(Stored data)
*****
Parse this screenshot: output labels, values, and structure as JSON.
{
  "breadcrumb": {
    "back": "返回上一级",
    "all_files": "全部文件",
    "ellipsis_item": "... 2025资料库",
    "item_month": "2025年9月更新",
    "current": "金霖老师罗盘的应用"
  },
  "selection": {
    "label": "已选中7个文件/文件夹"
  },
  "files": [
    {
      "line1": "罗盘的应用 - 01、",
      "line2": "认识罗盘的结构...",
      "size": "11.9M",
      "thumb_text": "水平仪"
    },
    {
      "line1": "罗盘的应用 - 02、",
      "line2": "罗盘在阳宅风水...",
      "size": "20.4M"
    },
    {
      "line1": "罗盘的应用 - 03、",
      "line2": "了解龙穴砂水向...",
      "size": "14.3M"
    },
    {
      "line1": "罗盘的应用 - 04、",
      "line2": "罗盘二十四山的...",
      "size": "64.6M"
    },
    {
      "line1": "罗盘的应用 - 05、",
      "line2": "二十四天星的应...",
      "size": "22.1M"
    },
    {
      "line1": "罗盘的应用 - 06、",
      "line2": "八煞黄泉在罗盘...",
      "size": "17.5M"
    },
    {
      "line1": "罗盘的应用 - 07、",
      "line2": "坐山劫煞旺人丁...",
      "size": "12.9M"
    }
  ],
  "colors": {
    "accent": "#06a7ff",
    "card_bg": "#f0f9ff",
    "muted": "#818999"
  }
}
*****
## Exercise description:
Repeat the entries above exactly, leaving nothing out.

## The solution:
Parse this screenshot: output labels, values, and structure as JSON.
{
  "breadcrumb": {
    "back": "返回上一级",
    "all_files": "全部文件",
    "ellipsis_item": "... 2025资料库",
    "item_month": "2025年9月更新",
    "current": "金霖老师罗盘的应用"
  },
  "selection": {
    "label": "已选中7个文件/文件夹"
  },
  "files": [
    {
      "line1": "罗盘的应用 - 01、",
      "line2": "认识罗盘的结构...",
      "size": "11.9M",
      "thumb_text": "水平仪"
    },
    {
      "line1": "罗盘的应用 - 02、",
      "line2": "罗盘在阳宅风水...",
      "size": "20.4M"
    },
    {
      "line1": "罗盘的应用 - 03、",
      "line2": "了解龙穴砂水向...",
      "size": "14.3M"
    },
    {
      "line1": "罗盘的应用 - 04、",
      "line2": "罗盘二十四山的...",
      "size": "64.6M"
    },
    {
      "line1": "罗盘的应用 - 05、",
      "line2": "二十四天星的应...",
      "size": "22.1M"
    },
    {
      "line1": "罗盘的应用 - 06、",
      "line2": "八煞黄泉在罗盘...",
      "size": "17.5M"
    },
    {
      "line1": "罗盘的应用 - 07、",
      "line2": "坐山劫煞旺人丁...",
      "size": "12.9M"
    }
  ],
  "colors": {
    "accent": "#06a7ff",
    "card_bg": "#f0f9ff",
    "muted": "#818999"
  }
}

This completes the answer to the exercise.